_Written problem_
Copy all the data exactly, except the pictures.

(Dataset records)
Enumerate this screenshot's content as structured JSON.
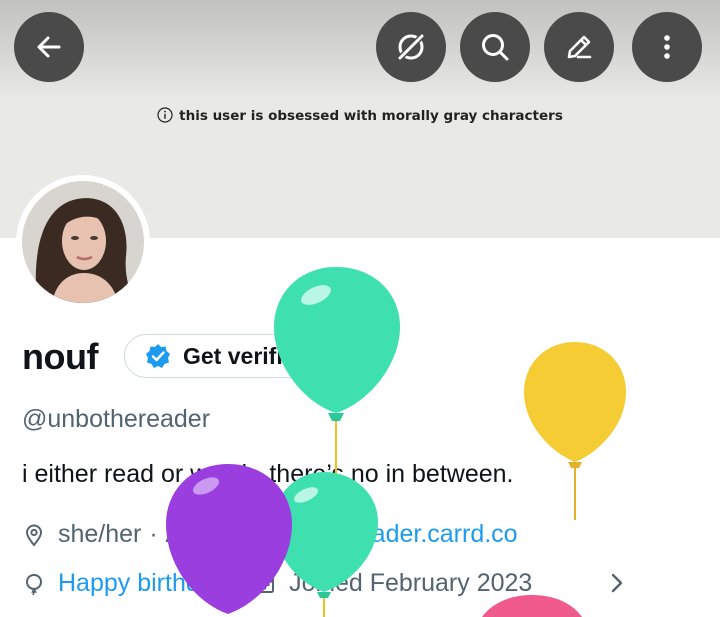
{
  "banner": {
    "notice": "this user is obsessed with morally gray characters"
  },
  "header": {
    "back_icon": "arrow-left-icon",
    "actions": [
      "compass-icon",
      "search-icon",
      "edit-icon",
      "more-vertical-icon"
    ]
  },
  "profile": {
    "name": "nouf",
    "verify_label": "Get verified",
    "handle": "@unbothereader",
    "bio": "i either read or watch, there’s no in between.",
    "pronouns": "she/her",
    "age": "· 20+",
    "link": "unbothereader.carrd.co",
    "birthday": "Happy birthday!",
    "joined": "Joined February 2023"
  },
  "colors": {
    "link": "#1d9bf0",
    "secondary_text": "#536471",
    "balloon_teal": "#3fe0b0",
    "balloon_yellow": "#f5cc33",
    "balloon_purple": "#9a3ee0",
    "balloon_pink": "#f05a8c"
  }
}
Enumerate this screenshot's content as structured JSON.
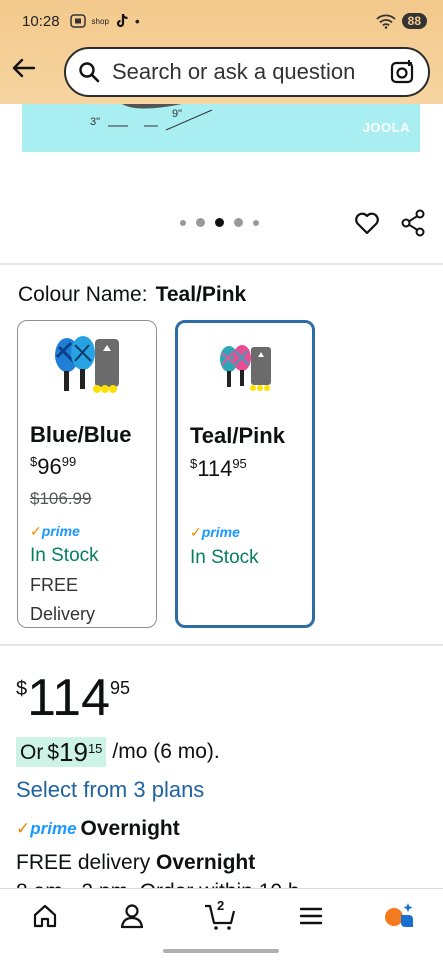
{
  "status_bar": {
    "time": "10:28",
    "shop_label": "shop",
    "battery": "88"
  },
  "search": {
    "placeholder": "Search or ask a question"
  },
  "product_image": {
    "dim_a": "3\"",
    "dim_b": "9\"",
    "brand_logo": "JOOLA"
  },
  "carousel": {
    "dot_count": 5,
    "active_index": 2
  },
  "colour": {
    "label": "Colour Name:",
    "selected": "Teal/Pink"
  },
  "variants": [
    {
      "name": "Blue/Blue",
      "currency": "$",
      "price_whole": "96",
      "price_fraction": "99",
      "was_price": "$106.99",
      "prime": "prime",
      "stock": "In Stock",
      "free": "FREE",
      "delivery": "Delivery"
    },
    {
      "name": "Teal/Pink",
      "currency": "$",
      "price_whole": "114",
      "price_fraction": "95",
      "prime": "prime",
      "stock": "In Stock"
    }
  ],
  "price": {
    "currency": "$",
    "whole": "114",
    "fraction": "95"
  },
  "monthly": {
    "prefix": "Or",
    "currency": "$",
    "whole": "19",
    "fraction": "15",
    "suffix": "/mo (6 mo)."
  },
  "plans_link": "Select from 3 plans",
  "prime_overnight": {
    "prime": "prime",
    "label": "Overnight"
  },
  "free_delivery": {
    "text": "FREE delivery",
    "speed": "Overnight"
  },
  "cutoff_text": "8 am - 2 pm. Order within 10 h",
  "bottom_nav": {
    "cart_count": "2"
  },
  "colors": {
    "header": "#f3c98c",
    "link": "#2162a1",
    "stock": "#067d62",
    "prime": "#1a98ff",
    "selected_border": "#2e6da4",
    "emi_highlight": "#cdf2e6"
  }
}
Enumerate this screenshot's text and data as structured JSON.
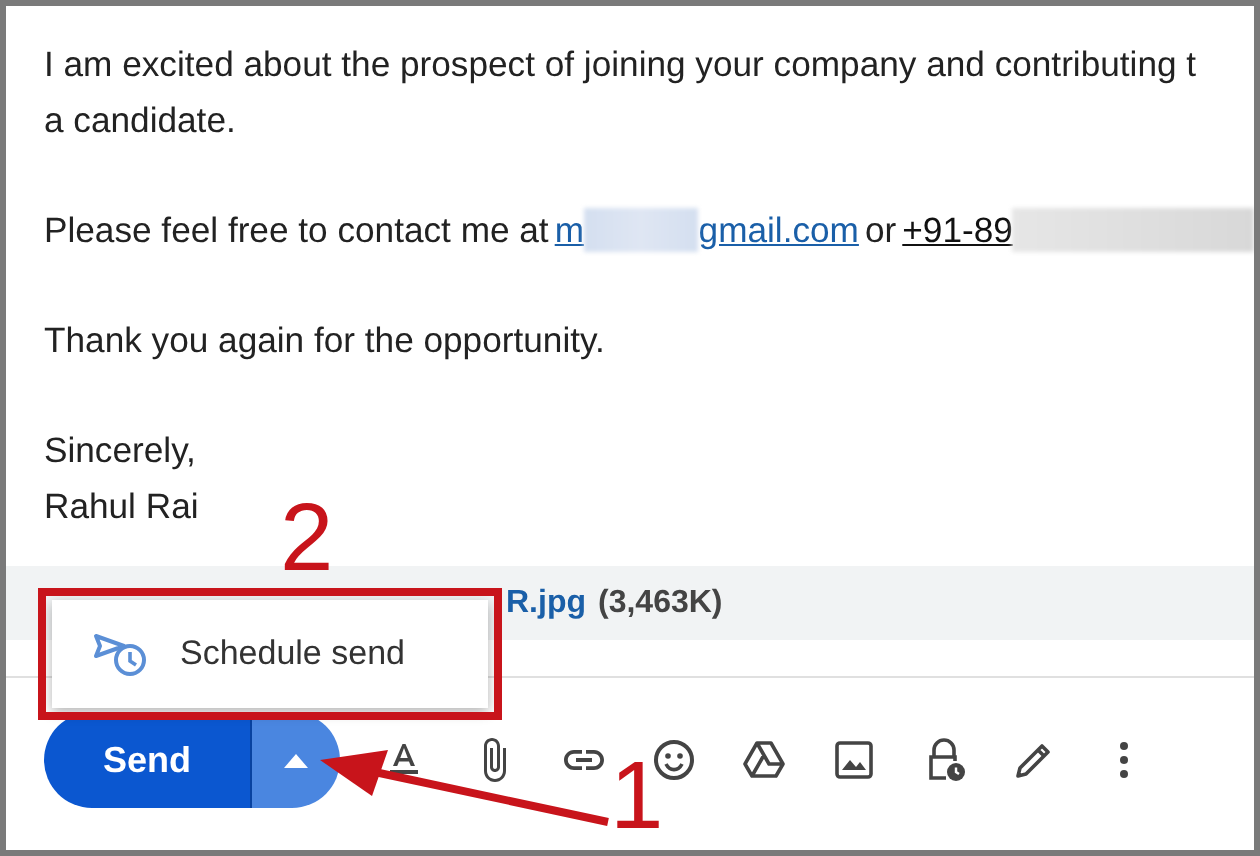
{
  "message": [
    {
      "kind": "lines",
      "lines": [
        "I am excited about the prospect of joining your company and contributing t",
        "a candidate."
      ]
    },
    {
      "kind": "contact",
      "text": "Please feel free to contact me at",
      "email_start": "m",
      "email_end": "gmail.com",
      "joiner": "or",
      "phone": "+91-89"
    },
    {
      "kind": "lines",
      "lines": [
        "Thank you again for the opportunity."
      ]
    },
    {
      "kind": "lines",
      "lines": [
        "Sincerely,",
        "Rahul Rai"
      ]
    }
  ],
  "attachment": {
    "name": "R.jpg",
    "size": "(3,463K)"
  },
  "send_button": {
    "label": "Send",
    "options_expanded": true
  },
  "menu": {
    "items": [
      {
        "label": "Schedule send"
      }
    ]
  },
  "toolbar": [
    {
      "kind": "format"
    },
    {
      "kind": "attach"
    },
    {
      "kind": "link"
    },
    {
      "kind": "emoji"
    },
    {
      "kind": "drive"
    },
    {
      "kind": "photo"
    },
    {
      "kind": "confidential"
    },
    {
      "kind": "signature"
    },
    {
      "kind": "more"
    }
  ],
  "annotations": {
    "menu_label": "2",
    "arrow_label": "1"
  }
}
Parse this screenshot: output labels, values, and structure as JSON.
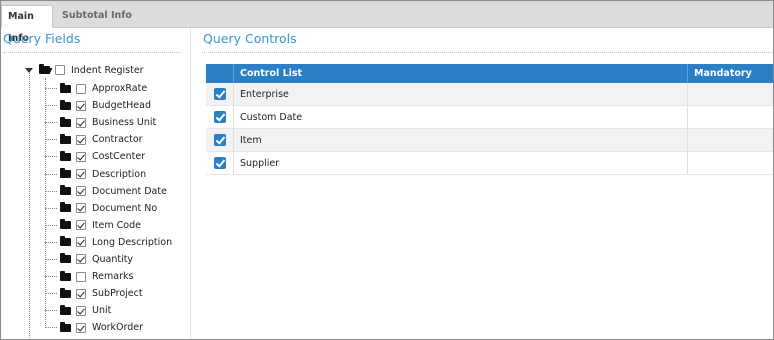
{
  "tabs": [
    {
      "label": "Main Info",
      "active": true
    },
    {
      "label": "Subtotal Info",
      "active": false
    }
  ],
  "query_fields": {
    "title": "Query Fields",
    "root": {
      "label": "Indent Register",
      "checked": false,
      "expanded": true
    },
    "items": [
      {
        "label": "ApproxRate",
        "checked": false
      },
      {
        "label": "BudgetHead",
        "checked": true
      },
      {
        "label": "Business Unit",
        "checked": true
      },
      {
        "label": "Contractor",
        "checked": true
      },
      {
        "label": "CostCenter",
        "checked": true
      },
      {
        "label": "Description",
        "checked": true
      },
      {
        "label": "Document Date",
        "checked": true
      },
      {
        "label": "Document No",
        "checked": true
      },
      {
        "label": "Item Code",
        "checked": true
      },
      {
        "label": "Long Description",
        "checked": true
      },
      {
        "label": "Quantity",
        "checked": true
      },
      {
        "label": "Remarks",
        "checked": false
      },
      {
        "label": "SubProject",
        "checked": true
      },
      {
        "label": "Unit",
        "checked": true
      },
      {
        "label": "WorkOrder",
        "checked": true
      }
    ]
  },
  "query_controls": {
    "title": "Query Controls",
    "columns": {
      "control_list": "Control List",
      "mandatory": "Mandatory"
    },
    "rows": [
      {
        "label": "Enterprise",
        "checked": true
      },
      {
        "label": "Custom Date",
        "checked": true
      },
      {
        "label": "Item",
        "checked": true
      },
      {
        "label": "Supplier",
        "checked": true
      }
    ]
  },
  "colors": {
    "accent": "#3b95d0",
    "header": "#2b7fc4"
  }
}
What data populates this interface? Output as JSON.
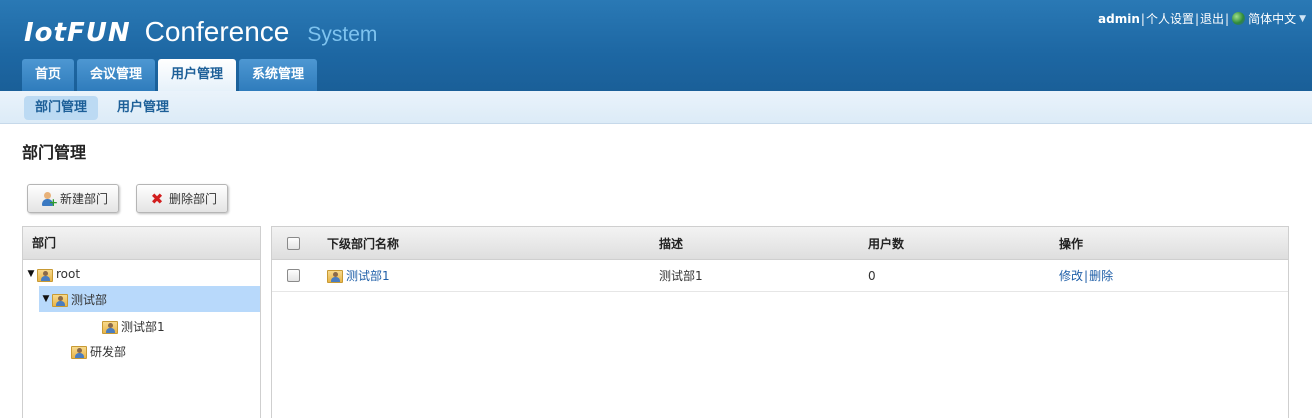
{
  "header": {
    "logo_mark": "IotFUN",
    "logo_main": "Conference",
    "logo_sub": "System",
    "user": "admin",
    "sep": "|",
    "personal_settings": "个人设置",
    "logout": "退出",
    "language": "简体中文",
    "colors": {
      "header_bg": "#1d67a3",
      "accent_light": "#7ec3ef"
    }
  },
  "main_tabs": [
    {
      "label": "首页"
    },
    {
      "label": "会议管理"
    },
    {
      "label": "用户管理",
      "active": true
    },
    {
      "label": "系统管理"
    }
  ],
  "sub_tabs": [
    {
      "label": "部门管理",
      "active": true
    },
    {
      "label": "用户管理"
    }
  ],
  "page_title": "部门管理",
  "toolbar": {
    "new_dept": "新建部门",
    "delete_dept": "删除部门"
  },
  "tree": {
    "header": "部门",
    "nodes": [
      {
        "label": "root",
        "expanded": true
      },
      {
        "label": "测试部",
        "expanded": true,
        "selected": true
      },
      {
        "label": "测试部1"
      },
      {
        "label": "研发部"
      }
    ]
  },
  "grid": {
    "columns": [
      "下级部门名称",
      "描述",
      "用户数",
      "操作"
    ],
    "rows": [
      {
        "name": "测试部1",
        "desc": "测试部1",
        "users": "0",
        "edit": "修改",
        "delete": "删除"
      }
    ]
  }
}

_Result for this task_
Enumerate this screenshot's content as structured JSON.
{
  "banner": {
    "notice": "this user is obsessed with morally gray characters"
  },
  "header": {
    "back_icon": "arrow-left-icon",
    "actions": [
      "compass-icon",
      "search-icon",
      "edit-icon",
      "more-vertical-icon"
    ]
  },
  "profile": {
    "name": "nouf",
    "verify_label": "Get verified",
    "handle": "@unbothereader",
    "bio": "i either read or watch, there’s no in between.",
    "pronouns": "she/her",
    "age": "· 20+",
    "link": "unbothereader.carrd.co",
    "birthday": "Happy birthday!",
    "joined": "Joined February 2023"
  },
  "colors": {
    "link": "#1d9bf0",
    "secondary_text": "#536471",
    "balloon_teal": "#3fe0b0",
    "balloon_yellow": "#f5cc33",
    "balloon_purple": "#9a3ee0",
    "balloon_pink": "#f05a8c"
  }
}
Enumerate this screenshot's content as structured JSON.
{
  "status_bar": {
    "time": "10:28",
    "shop_label": "shop",
    "battery": "88"
  },
  "search": {
    "placeholder": "Search or ask a question"
  },
  "product_image": {
    "dim_a": "3\"",
    "dim_b": "9\"",
    "brand_logo": "JOOLA"
  },
  "carousel": {
    "dot_count": 5,
    "active_index": 2
  },
  "colour": {
    "label": "Colour Name:",
    "selected": "Teal/Pink"
  },
  "variants": [
    {
      "name": "Blue/Blue",
      "currency": "$",
      "price_whole": "96",
      "price_fraction": "99",
      "was_price": "$106.99",
      "prime": "prime",
      "stock": "In Stock",
      "free": "FREE",
      "delivery": "Delivery"
    },
    {
      "name": "Teal/Pink",
      "currency": "$",
      "price_whole": "114",
      "price_fraction": "95",
      "prime": "prime",
      "stock": "In Stock"
    }
  ],
  "price": {
    "currency": "$",
    "whole": "114",
    "fraction": "95"
  },
  "monthly": {
    "prefix": "Or",
    "currency": "$",
    "whole": "19",
    "fraction": "15",
    "suffix": "/mo (6 mo)."
  },
  "plans_link": "Select from 3 plans",
  "prime_overnight": {
    "prime": "prime",
    "label": "Overnight"
  },
  "free_delivery": {
    "text": "FREE delivery",
    "speed": "Overnight"
  },
  "cutoff_text": "8 am - 2 pm. Order within 10 h",
  "bottom_nav": {
    "cart_count": "2"
  },
  "colors": {
    "header": "#f3c98c",
    "link": "#2162a1",
    "stock": "#067d62",
    "prime": "#1a98ff",
    "selected_border": "#2e6da4",
    "emi_highlight": "#cdf2e6"
  }
}
Enumerate this screenshot's text and data as structured JSON.
{
  "message": [
    {
      "kind": "lines",
      "lines": [
        "I am excited about the prospect of joining your company and contributing t",
        "a candidate."
      ]
    },
    {
      "kind": "contact",
      "text": "Please feel free to contact me at",
      "email_start": "m",
      "email_end": "gmail.com",
      "joiner": "or",
      "phone": "+91-89"
    },
    {
      "kind": "lines",
      "lines": [
        "Thank you again for the opportunity."
      ]
    },
    {
      "kind": "lines",
      "lines": [
        "Sincerely,",
        "Rahul Rai"
      ]
    }
  ],
  "attachment": {
    "name": "R.jpg",
    "size": "(3,463K)"
  },
  "send_button": {
    "label": "Send",
    "options_expanded": true
  },
  "menu": {
    "items": [
      {
        "label": "Schedule send"
      }
    ]
  },
  "toolbar": [
    {
      "kind": "format"
    },
    {
      "kind": "attach"
    },
    {
      "kind": "link"
    },
    {
      "kind": "emoji"
    },
    {
      "kind": "drive"
    },
    {
      "kind": "photo"
    },
    {
      "kind": "confidential"
    },
    {
      "kind": "signature"
    },
    {
      "kind": "more"
    }
  ],
  "annotations": {
    "menu_label": "2",
    "arrow_label": "1"
  }
}
Parse this screenshot: output labels, values, and structure as JSON.
{
  "tabs": [
    {
      "label": "Main Info",
      "active": true
    },
    {
      "label": "Subtotal Info",
      "active": false
    }
  ],
  "query_fields": {
    "title": "Query Fields",
    "root": {
      "label": "Indent Register",
      "checked": false,
      "expanded": true
    },
    "items": [
      {
        "label": "ApproxRate",
        "checked": false
      },
      {
        "label": "BudgetHead",
        "checked": true
      },
      {
        "label": "Business Unit",
        "checked": true
      },
      {
        "label": "Contractor",
        "checked": true
      },
      {
        "label": "CostCenter",
        "checked": true
      },
      {
        "label": "Description",
        "checked": true
      },
      {
        "label": "Document Date",
        "checked": true
      },
      {
        "label": "Document No",
        "checked": true
      },
      {
        "label": "Item Code",
        "checked": true
      },
      {
        "label": "Long Description",
        "checked": true
      },
      {
        "label": "Quantity",
        "checked": true
      },
      {
        "label": "Remarks",
        "checked": false
      },
      {
        "label": "SubProject",
        "checked": true
      },
      {
        "label": "Unit",
        "checked": true
      },
      {
        "label": "WorkOrder",
        "checked": true
      }
    ]
  },
  "query_controls": {
    "title": "Query Controls",
    "columns": {
      "control_list": "Control List",
      "mandatory": "Mandatory"
    },
    "rows": [
      {
        "label": "Enterprise",
        "checked": true
      },
      {
        "label": "Custom Date",
        "checked": true
      },
      {
        "label": "Item",
        "checked": true
      },
      {
        "label": "Supplier",
        "checked": true
      }
    ]
  },
  "colors": {
    "accent": "#3b95d0",
    "header": "#2b7fc4"
  }
}
What data populates this interface? Output as JSON.
{
  "header": {
    "logo_mark": "IotFUN",
    "logo_main": "Conference",
    "logo_sub": "System",
    "user": "admin",
    "sep": "|",
    "personal_settings": "个人设置",
    "logout": "退出",
    "language": "简体中文",
    "colors": {
      "header_bg": "#1d67a3",
      "accent_light": "#7ec3ef"
    }
  },
  "main_tabs": [
    {
      "label": "首页"
    },
    {
      "label": "会议管理"
    },
    {
      "label": "用户管理",
      "active": true
    },
    {
      "label": "系统管理"
    }
  ],
  "sub_tabs": [
    {
      "label": "部门管理",
      "active": true
    },
    {
      "label": "用户管理"
    }
  ],
  "page_title": "部门管理",
  "toolbar": {
    "new_dept": "新建部门",
    "delete_dept": "删除部门"
  },
  "tree": {
    "header": "部门",
    "nodes": [
      {
        "label": "root",
        "expanded": true
      },
      {
        "label": "测试部",
        "expanded": true,
        "selected": true
      },
      {
        "label": "测试部1"
      },
      {
        "label": "研发部"
      }
    ]
  },
  "grid": {
    "columns": [
      "下级部门名称",
      "描述",
      "用户数",
      "操作"
    ],
    "rows": [
      {
        "name": "测试部1",
        "desc": "测试部1",
        "users": "0",
        "edit": "修改",
        "delete": "删除"
      }
    ]
  }
}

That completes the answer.